Figure record listings:
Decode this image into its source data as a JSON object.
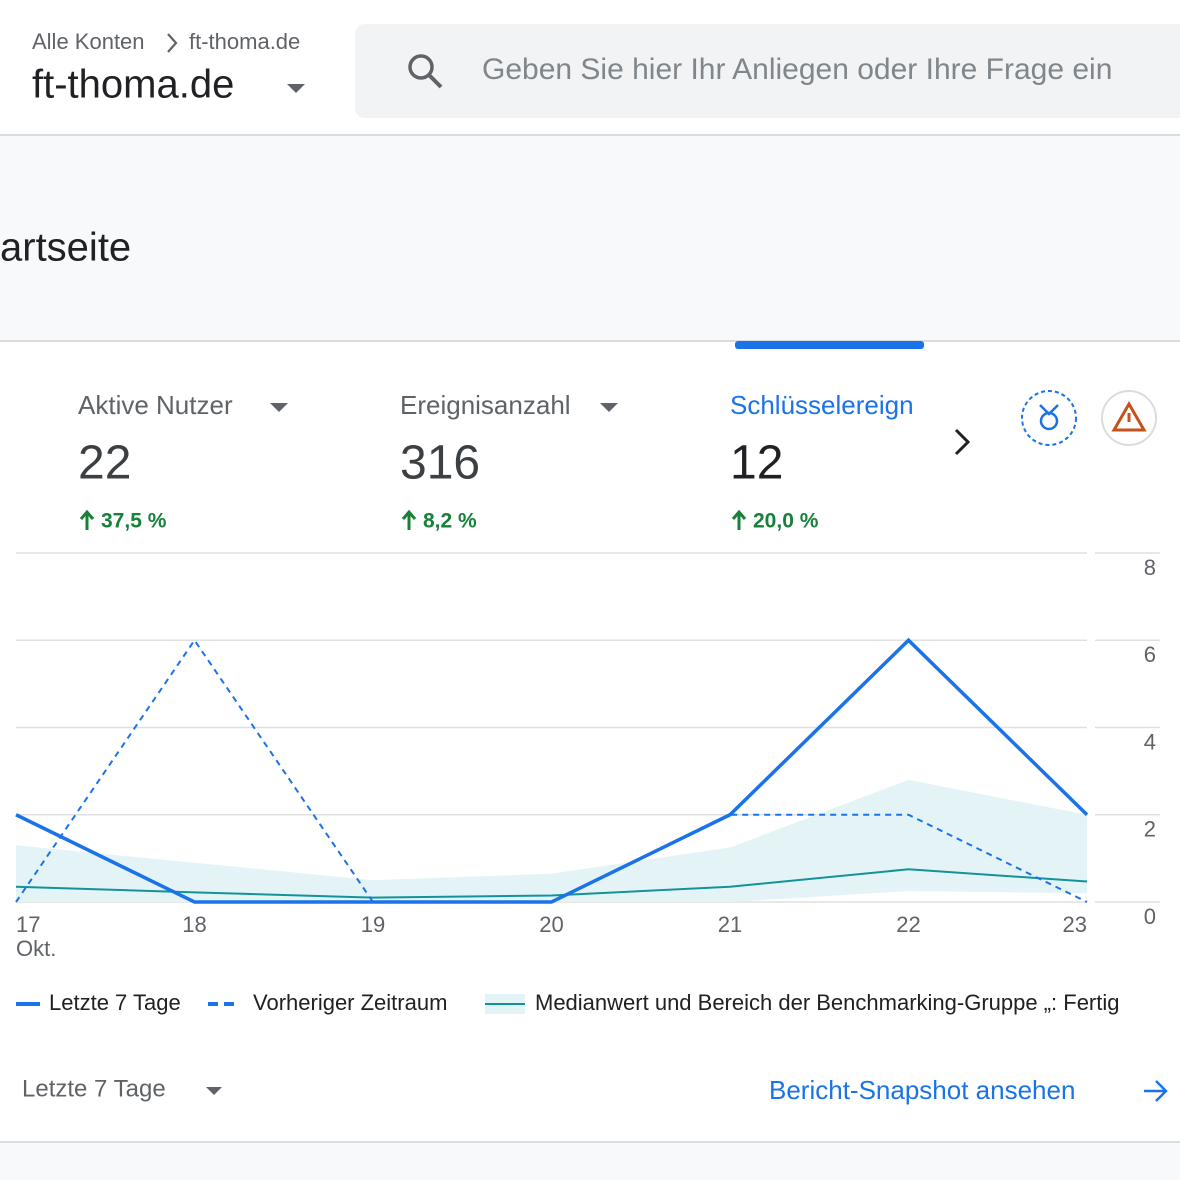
{
  "header": {
    "breadcrumb": [
      "Alle Konten",
      "ft-thoma.de"
    ],
    "property": "ft-thoma.de",
    "search_placeholder": "Geben Sie hier Ihr Anliegen oder Ihre Frage ein"
  },
  "page_title": "artseite",
  "metrics": [
    {
      "label": "Aktive Nutzer",
      "value": 22,
      "change": "37,5 %"
    },
    {
      "label": "Ereignisanzahl",
      "value": 316,
      "change": "8,2 %"
    },
    {
      "label": "Schlüsselereign",
      "value": 12,
      "change": "20,0 %"
    }
  ],
  "chart_data": {
    "type": "line",
    "categories": [
      "17",
      "18",
      "19",
      "20",
      "21",
      "22",
      "23"
    ],
    "x_sublabel": "Okt.",
    "ylim": [
      0,
      8
    ],
    "yticks": [
      0,
      2,
      4,
      6,
      8
    ],
    "grid": true,
    "series": [
      {
        "name": "Letzte 7 Tage",
        "color": "#1a73e8",
        "dashed": false,
        "values": [
          2,
          0,
          0,
          0,
          2,
          6,
          2
        ]
      },
      {
        "name": "Vorheriger Zeitraum",
        "color": "#1a73e8",
        "dashed": true,
        "values": [
          0,
          6,
          0,
          0,
          2,
          2,
          0
        ]
      },
      {
        "name": "Medianwert und Bereich der Benchmarking-Gruppe „: Fertig",
        "color": "#12939a",
        "fill": "#e4f4f6",
        "dashed": false,
        "values": [
          0.35,
          0.22,
          0.1,
          0.15,
          0.35,
          0.75,
          0.47
        ],
        "range_low": [
          0,
          0,
          0,
          0,
          0,
          0.25,
          0.2
        ],
        "range_high": [
          1.3,
          0.9,
          0.5,
          0.65,
          1.25,
          2.8,
          2.0
        ]
      }
    ]
  },
  "footer": {
    "period": "Letzte 7 Tage",
    "link": "Bericht-Snapshot ansehen"
  }
}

* **Set exercise**
Copy each line above that contains the string "Tage".

* **Full output**
        "name": "Letzte 7 Tage",
    "period": "Letzte 7 Tage",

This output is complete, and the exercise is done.